[Excerpt from a dataset]
-*-*-

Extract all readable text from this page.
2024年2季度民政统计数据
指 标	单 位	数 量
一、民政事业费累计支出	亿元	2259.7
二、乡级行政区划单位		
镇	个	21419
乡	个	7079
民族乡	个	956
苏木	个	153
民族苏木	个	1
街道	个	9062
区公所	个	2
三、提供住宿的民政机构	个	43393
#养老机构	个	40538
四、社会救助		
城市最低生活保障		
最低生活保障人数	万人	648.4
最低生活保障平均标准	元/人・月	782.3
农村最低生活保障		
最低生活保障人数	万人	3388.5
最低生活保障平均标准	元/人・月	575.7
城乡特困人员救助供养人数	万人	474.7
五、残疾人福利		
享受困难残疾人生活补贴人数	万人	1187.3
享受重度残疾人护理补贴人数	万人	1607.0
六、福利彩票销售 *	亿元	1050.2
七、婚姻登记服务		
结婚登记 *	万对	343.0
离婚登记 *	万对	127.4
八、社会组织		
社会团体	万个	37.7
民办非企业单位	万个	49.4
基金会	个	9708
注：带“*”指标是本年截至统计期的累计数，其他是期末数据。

-*-*-

[Requirements] Transcribe every entry word for word.

[Task answer]
Extract all readable text from this page.
2024年2季度民政统计数据
指 标	单 位	数 量
一、民政事业费累计支出	亿元	2259.7
二、乡级行政区划单位		
镇	个	21419
乡	个	7079
民族乡	个	956
苏木	个	153
民族苏木	个	1
街道	个	9062
区公所	个	2
三、提供住宿的民政机构	个	43393
#养老机构	个	40538
四、社会救助		
城市最低生活保障		
最低生活保障人数	万人	648.4
最低生活保障平均标准	元/人・月	782.3
农村最低生活保障		
最低生活保障人数	万人	3388.5
最低生活保障平均标准	元/人・月	575.7
城乡特困人员救助供养人数	万人	474.7
五、残疾人福利		
享受困难残疾人生活补贴人数	万人	1187.3
享受重度残疾人护理补贴人数	万人	1607.0
六、福利彩票销售 *	亿元	1050.2
七、婚姻登记服务		
结婚登记 *	万对	343.0
离婚登记 *	万对	127.4
八、社会组织		
社会团体	万个	37.7
民办非企业单位	万个	49.4
基金会	个	9708
注：带“*”指标是本年截至统计期的累计数，其他是期末数据。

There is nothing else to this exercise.